> _BRIEF 1_: In the entries, switch every "watermark" to "overlay" and leave everything else unchanged. Begin at the line that has "echo-string-2: Baba xyxy=(624,254,774,314)" and stop after the line that has "echo-comma: , xyxy=(561,254,582,314)".

> _TEXT SECTION_:
------------------------------------------------------------

HiCAIN System Topology¶
1. Overview¶
The Cnuas Virtual AI HPC Infrastructure is a layered, 100% software-emulated data center stack. Five components cooperate at three planes:
| Plane | Component | Role |
|---|---|---|
| Host userspace daemons | hicain-vswitchd (HiSwitch) |
RoCE/IB fabric switch |
higpu-link-switchd (HiLink) |
GPU-to-GPU interconnect (NVSwitch-equivalent) | |
| QEMU device models | hicain_vnic |
Virtual RoCE-IB NIC PCIe device |
higpu |
Virtual GPU PCIe device | |
| Guest | Kernel modules + libhicain-rdmav34.so provider + libhicart.so runtime |
Verbs and runtime exposed to applications |
Two independent fabrics carry distinct kinds of traffic:
- The HiSwitch fabric carries every Ethernet frame including
RoCEv2 (UDP/4791) RDMA traffic. This is the data network and
is what
ibv_rc_pingpong/perftest/ NCCL's IB transport flow over. - The HiLink fabric is independent. It carries only HiGPU ↔ HiGPU peer traffic, the equivalent of NVIDIA NVLink. A VM with a HiGPU but no HiNIC can still do GPU-to-GPU; a VM with HiNIC but no HiGPU never touches HiLink.

------------------------------------------------------------

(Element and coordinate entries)
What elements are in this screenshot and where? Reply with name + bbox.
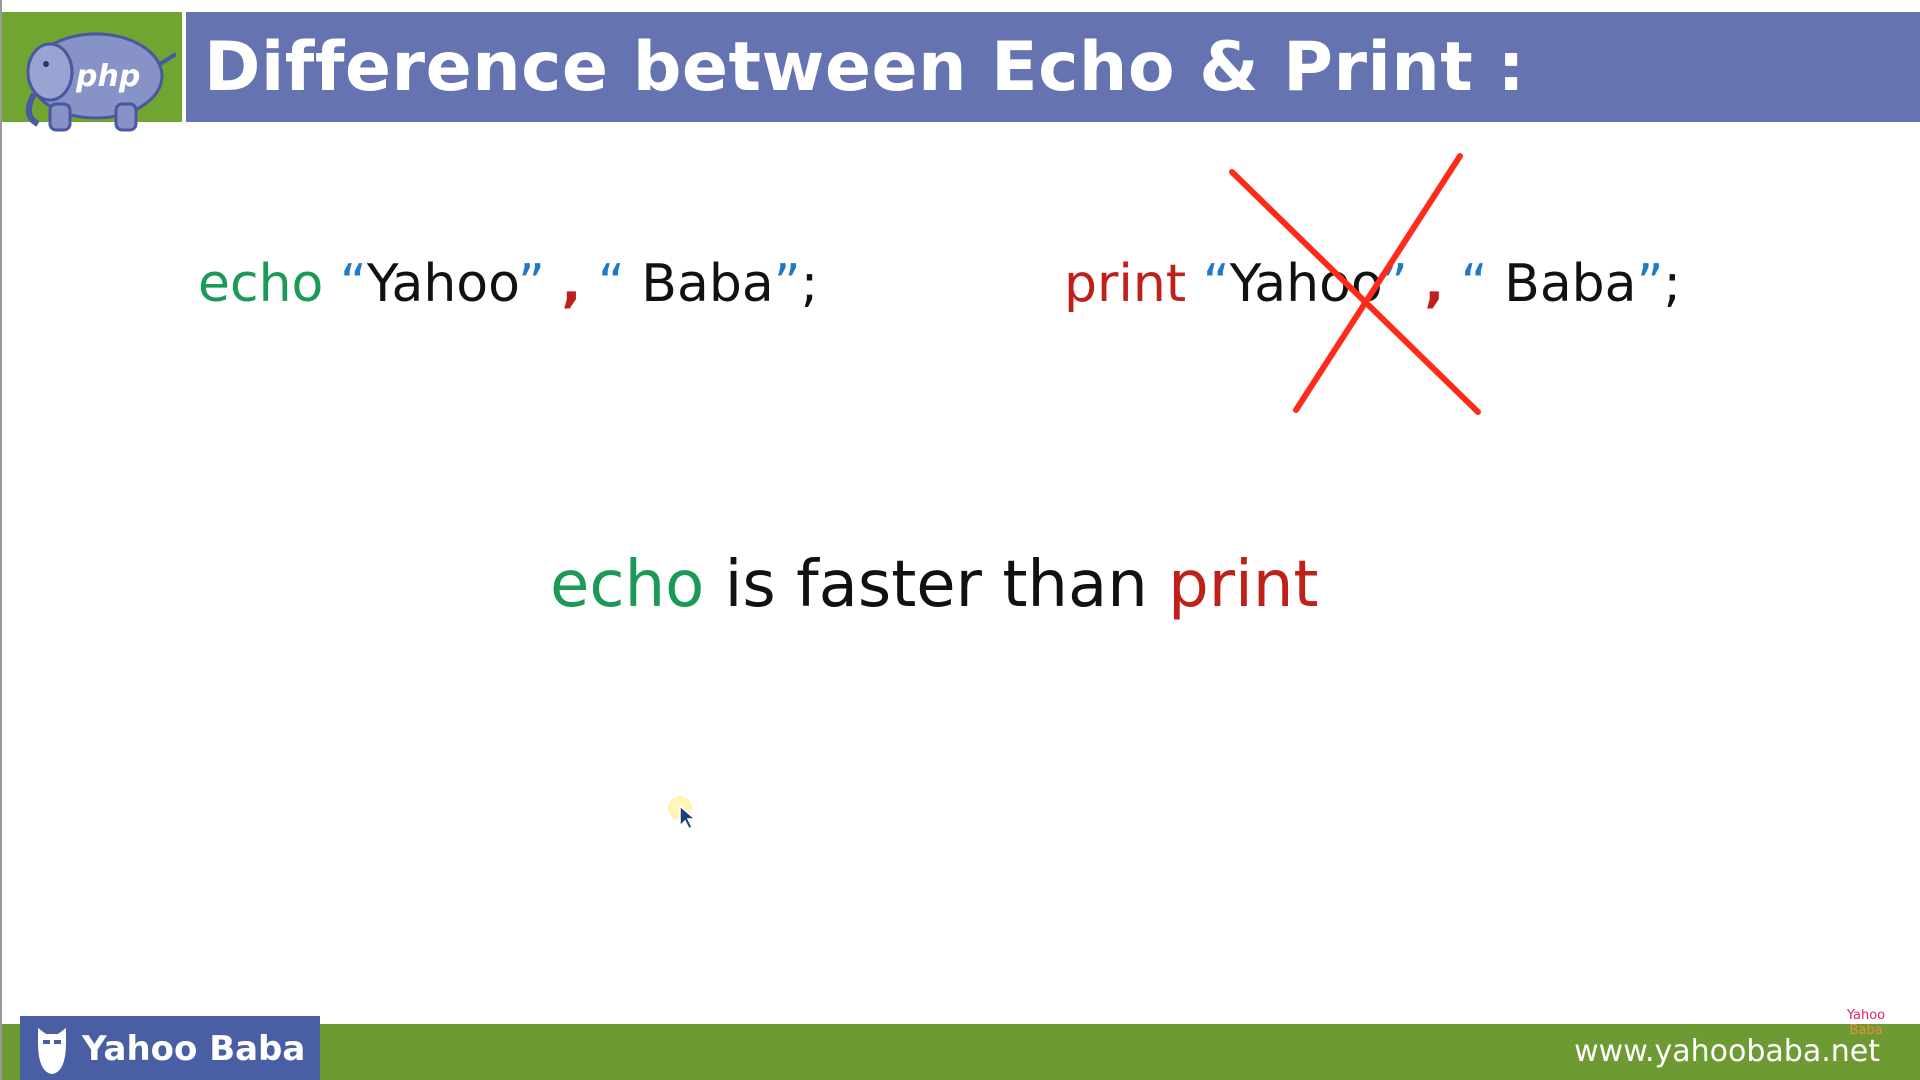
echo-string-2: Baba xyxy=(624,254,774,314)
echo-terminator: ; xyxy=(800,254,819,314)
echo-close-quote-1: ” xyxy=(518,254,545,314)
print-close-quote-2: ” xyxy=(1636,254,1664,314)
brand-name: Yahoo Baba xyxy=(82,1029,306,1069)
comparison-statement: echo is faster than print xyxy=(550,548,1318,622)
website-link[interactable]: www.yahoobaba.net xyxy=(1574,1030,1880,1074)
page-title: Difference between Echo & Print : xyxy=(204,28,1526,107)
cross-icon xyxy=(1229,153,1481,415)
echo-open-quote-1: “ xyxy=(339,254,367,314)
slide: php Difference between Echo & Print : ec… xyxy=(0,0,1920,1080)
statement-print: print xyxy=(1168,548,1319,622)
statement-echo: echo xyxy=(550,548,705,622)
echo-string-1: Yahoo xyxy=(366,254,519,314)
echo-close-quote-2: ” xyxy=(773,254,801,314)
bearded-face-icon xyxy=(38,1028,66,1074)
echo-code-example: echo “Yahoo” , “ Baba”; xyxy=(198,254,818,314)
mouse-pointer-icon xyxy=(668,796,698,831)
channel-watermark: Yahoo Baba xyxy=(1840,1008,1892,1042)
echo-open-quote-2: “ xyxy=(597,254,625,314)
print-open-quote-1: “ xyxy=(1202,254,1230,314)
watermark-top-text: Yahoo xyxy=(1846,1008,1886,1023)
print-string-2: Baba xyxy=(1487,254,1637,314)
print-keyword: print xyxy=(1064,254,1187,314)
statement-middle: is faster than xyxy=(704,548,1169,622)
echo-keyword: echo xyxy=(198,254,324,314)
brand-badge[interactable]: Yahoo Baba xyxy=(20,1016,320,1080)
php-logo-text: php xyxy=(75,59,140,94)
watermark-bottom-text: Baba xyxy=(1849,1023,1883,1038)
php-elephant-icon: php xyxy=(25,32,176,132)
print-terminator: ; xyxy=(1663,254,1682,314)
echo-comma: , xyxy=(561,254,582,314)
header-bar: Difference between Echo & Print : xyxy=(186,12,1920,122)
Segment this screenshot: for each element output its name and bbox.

------------------------------------------------------------

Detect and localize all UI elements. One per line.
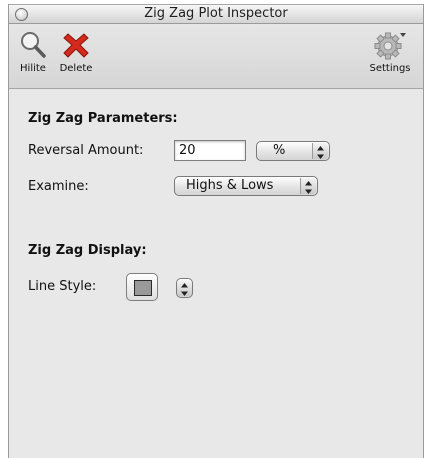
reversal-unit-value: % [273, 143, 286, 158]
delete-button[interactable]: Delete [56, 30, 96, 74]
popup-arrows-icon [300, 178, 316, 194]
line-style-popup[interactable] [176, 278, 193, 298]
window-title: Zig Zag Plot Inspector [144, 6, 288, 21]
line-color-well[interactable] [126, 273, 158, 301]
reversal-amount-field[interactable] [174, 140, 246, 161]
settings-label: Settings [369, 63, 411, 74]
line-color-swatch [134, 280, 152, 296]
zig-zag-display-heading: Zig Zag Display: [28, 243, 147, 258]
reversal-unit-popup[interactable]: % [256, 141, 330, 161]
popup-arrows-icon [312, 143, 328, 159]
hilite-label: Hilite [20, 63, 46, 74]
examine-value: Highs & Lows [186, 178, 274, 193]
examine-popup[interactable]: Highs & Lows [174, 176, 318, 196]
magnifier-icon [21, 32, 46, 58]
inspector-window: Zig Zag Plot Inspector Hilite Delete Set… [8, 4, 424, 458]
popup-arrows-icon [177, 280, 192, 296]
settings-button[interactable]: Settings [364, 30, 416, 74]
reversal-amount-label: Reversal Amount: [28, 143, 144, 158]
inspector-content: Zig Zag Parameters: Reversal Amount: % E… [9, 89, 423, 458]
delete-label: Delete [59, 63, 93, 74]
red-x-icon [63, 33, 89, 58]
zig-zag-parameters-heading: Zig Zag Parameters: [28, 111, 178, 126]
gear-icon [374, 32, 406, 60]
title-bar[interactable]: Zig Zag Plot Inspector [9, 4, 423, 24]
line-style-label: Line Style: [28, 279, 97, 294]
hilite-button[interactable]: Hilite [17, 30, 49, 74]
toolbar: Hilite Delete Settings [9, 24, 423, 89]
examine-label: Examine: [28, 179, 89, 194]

------------------------------------------------------------

> _BRIEF 2_: According to the HiCAIN system topology overview, what kind of traffic does the HiLink fabric carry?

> _RESULT 1_:
echo-string-2: Baba xyxy=(624,254,774,314)
echo-terminator: ; xyxy=(800,254,819,314)
echo-close-quote-1: ” xyxy=(518,254,545,314)
print-close-quote-2: ” xyxy=(1636,254,1664,314)
brand-name: Yahoo Baba xyxy=(82,1029,306,1069)
comparison-statement: echo is faster than print xyxy=(550,548,1318,622)
website-link[interactable]: www.yahoobaba.net xyxy=(1574,1030,1880,1074)
page-title: Difference between Echo & Print : xyxy=(204,28,1526,107)
cross-icon xyxy=(1229,153,1481,415)
echo-open-quote-1: “ xyxy=(339,254,367,314)
slide: php Difference between Echo & Print : ec… xyxy=(0,0,1920,1080)
statement-print: print xyxy=(1168,548,1319,622)
statement-echo: echo xyxy=(550,548,705,622)
echo-string-1: Yahoo xyxy=(366,254,519,314)
echo-close-quote-2: ” xyxy=(773,254,801,314)
bearded-face-icon xyxy=(38,1028,66,1074)
echo-code-example: echo “Yahoo” , “ Baba”; xyxy=(198,254,818,314)
mouse-pointer-icon xyxy=(668,796,698,831)
channel-overlay: Yahoo Baba xyxy=(1840,1008,1892,1042)
echo-open-quote-2: “ xyxy=(597,254,625,314)
print-open-quote-1: “ xyxy=(1202,254,1230,314)
overlay-top-text: Yahoo xyxy=(1846,1008,1886,1023)
print-string-2: Baba xyxy=(1487,254,1637,314)
print-keyword: print xyxy=(1064,254,1187,314)
statement-middle: is faster than xyxy=(704,548,1169,622)
echo-keyword: echo xyxy=(198,254,324,314)
brand-badge[interactable]: Yahoo Baba xyxy=(20,1016,320,1080)
php-logo-text: php xyxy=(75,59,140,94)
overlay-bottom-text: Baba xyxy=(1849,1023,1883,1038)
php-elephant-icon: php xyxy=(25,32,176,132)
print-terminator: ; xyxy=(1663,254,1682,314)
echo-comma: , xyxy=(561,254,582,314)

> _RESULT 2_: Only HiGPU ↔ HiGPU peer traffic, the equivalent of NVIDIA NVLink.